[Stored items from a collection]
/---
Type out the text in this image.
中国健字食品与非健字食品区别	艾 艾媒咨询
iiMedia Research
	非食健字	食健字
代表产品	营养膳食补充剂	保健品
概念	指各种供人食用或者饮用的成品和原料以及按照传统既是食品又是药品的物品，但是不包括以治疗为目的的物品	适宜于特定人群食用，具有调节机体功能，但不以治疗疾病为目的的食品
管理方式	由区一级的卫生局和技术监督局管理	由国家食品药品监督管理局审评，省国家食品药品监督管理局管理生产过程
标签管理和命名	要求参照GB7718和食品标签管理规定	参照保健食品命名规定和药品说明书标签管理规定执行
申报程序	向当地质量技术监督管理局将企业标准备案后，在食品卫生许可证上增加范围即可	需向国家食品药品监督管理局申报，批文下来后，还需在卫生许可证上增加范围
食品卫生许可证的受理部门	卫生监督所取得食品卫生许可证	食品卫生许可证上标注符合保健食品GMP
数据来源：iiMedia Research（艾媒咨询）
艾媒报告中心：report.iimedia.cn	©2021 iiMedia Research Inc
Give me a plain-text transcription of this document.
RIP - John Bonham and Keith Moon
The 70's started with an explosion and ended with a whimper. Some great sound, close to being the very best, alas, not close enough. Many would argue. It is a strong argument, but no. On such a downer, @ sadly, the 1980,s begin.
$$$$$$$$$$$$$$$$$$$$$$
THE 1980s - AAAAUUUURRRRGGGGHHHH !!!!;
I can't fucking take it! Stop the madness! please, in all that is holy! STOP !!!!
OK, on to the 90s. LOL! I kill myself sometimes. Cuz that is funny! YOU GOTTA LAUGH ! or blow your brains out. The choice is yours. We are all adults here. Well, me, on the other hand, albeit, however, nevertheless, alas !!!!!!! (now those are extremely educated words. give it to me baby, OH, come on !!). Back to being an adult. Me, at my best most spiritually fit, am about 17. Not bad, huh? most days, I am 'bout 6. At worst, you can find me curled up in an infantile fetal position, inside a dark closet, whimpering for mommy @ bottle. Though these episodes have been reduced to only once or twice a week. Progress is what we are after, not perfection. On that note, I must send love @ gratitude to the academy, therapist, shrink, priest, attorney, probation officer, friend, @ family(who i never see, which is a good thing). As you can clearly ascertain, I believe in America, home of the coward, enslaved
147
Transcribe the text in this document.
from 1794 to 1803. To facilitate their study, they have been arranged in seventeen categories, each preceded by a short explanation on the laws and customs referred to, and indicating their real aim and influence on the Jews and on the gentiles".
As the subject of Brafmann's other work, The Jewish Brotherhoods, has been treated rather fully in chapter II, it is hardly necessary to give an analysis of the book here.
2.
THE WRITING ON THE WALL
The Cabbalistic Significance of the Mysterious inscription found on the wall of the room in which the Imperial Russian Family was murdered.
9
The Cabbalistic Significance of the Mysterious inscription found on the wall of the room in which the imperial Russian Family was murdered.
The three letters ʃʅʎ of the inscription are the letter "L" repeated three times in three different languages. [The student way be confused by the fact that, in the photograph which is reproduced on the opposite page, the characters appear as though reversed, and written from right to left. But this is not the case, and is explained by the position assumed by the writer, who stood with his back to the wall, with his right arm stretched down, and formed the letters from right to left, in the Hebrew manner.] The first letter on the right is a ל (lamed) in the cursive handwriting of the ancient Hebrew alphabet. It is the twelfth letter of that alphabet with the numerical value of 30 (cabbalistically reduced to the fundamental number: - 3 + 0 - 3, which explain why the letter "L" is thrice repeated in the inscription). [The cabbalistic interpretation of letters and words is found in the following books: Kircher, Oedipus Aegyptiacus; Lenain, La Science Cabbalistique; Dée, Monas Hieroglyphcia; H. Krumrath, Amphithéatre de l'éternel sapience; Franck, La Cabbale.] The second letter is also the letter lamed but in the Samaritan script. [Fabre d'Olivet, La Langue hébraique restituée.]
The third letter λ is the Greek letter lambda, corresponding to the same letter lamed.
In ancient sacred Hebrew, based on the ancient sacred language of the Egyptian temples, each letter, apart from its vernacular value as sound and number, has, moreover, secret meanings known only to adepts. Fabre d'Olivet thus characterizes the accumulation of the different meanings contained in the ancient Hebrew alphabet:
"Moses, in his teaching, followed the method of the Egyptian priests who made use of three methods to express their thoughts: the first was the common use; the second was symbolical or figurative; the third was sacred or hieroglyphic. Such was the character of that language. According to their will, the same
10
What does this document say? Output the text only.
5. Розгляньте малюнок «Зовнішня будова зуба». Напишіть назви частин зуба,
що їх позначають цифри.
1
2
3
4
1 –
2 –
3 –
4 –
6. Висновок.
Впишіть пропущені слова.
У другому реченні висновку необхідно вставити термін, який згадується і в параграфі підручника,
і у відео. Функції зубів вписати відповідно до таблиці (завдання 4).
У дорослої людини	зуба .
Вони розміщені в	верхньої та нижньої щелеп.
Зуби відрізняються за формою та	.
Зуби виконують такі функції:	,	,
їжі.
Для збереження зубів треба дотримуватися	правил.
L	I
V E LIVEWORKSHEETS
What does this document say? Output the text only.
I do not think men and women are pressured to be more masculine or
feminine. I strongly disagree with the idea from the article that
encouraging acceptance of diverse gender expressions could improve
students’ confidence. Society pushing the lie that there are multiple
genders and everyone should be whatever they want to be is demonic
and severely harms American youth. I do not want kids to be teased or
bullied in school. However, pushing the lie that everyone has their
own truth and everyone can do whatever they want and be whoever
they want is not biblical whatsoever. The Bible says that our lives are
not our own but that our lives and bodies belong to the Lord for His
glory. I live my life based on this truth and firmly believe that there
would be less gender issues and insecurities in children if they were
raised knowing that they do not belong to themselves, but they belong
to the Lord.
\---
### EXERCISE DESCRIPTION
Go through the records above and retype each one exactly.

### SOLVED PROBLEM
Type out the text in this image.
中国健字食品与非健字食品区别	艾 艾媒咨询
iiMedia Research
	非食健字	食健字
代表产品	营养膳食补充剂	保健品
概念	指各种供人食用或者饮用的成品和原料以及按照传统既是食品又是药品的物品，但是不包括以治疗为目的的物品	适宜于特定人群食用，具有调节机体功能，但不以治疗疾病为目的的食品
管理方式	由区一级的卫生局和技术监督局管理	由国家食品药品监督管理局审评，省国家食品药品监督管理局管理生产过程
标签管理和命名	要求参照GB7718和食品标签管理规定	参照保健食品命名规定和药品说明书标签管理规定执行
申报程序	向当地质量技术监督管理局将企业标准备案后，在食品卫生许可证上增加范围即可	需向国家食品药品监督管理局申报，批文下来后，还需在卫生许可证上增加范围
食品卫生许可证的受理部门	卫生监督所取得食品卫生许可证	食品卫生许可证上标注符合保健食品GMP
数据来源：iiMedia Research（艾媒咨询）
艾媒报告中心：report.iimedia.cn	©2021 iiMedia Research Inc
Give me a plain-text transcription of this document.
RIP - John Bonham and Keith Moon
The 70's started with an explosion and ended with a whimper. Some great sound, close to being the very best, alas, not close enough. Many would argue. It is a strong argument, but no. On such a downer, @ sadly, the 1980,s begin.
$$$$$$$$$$$$$$$$$$$$$$
THE 1980s - AAAAUUUURRRRGGGGHHHH !!!!;
I can't fucking take it! Stop the madness! please, in all that is holy! STOP !!!!
OK, on to the 90s. LOL! I kill myself sometimes. Cuz that is funny! YOU GOTTA LAUGH ! or blow your brains out. The choice is yours. We are all adults here. Well, me, on the other hand, albeit, however, nevertheless, alas !!!!!!! (now those are extremely educated words. give it to me baby, OH, come on !!). Back to being an adult. Me, at my best most spiritually fit, am about 17. Not bad, huh? most days, I am 'bout 6. At worst, you can find me curled up in an infantile fetal position, inside a dark closet, whimpering for mommy @ bottle. Though these episodes have been reduced to only once or twice a week. Progress is what we are after, not perfection. On that note, I must send love @ gratitude to the academy, therapist, shrink, priest, attorney, probation officer, friend, @ family(who i never see, which is a good thing). As you can clearly ascertain, I believe in America, home of the coward, enslaved
147
Transcribe the text in this document.
from 1794 to 1803. To facilitate their study, they have been arranged in seventeen categories, each preceded by a short explanation on the laws and customs referred to, and indicating their real aim and influence on the Jews and on the gentiles".
As the subject of Brafmann's other work, The Jewish Brotherhoods, has been treated rather fully in chapter II, it is hardly necessary to give an analysis of the book here.
2.
THE WRITING ON THE WALL
The Cabbalistic Significance of the Mysterious inscription found on the wall of the room in which the Imperial Russian Family was murdered.
9
The Cabbalistic Significance of the Mysterious inscription found on the wall of the room in which the imperial Russian Family was murdered.
The three letters ʃʅʎ of the inscription are the letter "L" repeated three times in three different languages. [The student way be confused by the fact that, in the photograph which is reproduced on the opposite page, the characters appear as though reversed, and written from right to left. But this is not the case, and is explained by the position assumed by the writer, who stood with his back to the wall, with his right arm stretched down, and formed the letters from right to left, in the Hebrew manner.] The first letter on the right is a ל (lamed) in the cursive handwriting of the ancient Hebrew alphabet. It is the twelfth letter of that alphabet with the numerical value of 30 (cabbalistically reduced to the fundamental number: - 3 + 0 - 3, which explain why the letter "L" is thrice repeated in the inscription). [The cabbalistic interpretation of letters and words is found in the following books: Kircher, Oedipus Aegyptiacus; Lenain, La Science Cabbalistique; Dée, Monas Hieroglyphcia; H. Krumrath, Amphithéatre de l'éternel sapience; Franck, La Cabbale.] The second letter is also the letter lamed but in the Samaritan script. [Fabre d'Olivet, La Langue hébraique restituée.]
The third letter λ is the Greek letter lambda, corresponding to the same letter lamed.
In ancient sacred Hebrew, based on the ancient sacred language of the Egyptian temples, each letter, apart from its vernacular value as sound and number, has, moreover, secret meanings known only to adepts. Fabre d'Olivet thus characterizes the accumulation of the different meanings contained in the ancient Hebrew alphabet:
"Moses, in his teaching, followed the method of the Egyptian priests who made use of three methods to express their thoughts: the first was the common use; the second was symbolical or figurative; the third was sacred or hieroglyphic. Such was the character of that language. According to their will, the same
10
What does this document say? Output the text only.
5. Розгляньте малюнок «Зовнішня будова зуба». Напишіть назви частин зуба,
що їх позначають цифри.
1
2
3
4
1 –
2 –
3 –
4 –
6. Висновок.
Впишіть пропущені слова.
У другому реченні висновку необхідно вставити термін, який згадується і в параграфі підручника,
і у відео. Функції зубів вписати відповідно до таблиці (завдання 4).
У дорослої людини	зуба .
Вони розміщені в	верхньої та нижньої щелеп.
Зуби відрізняються за формою та	.
Зуби виконують такі функції:	,	,
їжі.
Для збереження зубів треба дотримуватися	правил.
L	I
V E LIVEWORKSHEETS
What does this document say? Output the text only.
I do not think men and women are pressured to be more masculine or
feminine. I strongly disagree with the idea from the article that
encouraging acceptance of diverse gender expressions could improve
students’ confidence. Society pushing the lie that there are multiple
genders and everyone should be whatever they want to be is demonic
and severely harms American youth. I do not want kids to be teased or
bullied in school. However, pushing the lie that everyone has their
own truth and everyone can do whatever they want and be whoever
they want is not biblical whatsoever. The Bible says that our lives are
not our own but that our lives and bodies belong to the Lord for His
glory. I live my life based on this truth and firmly believe that there
would be less gender issues and insecurities in children if they were
raised knowing that they do not belong to themselves, but they belong
to the Lord.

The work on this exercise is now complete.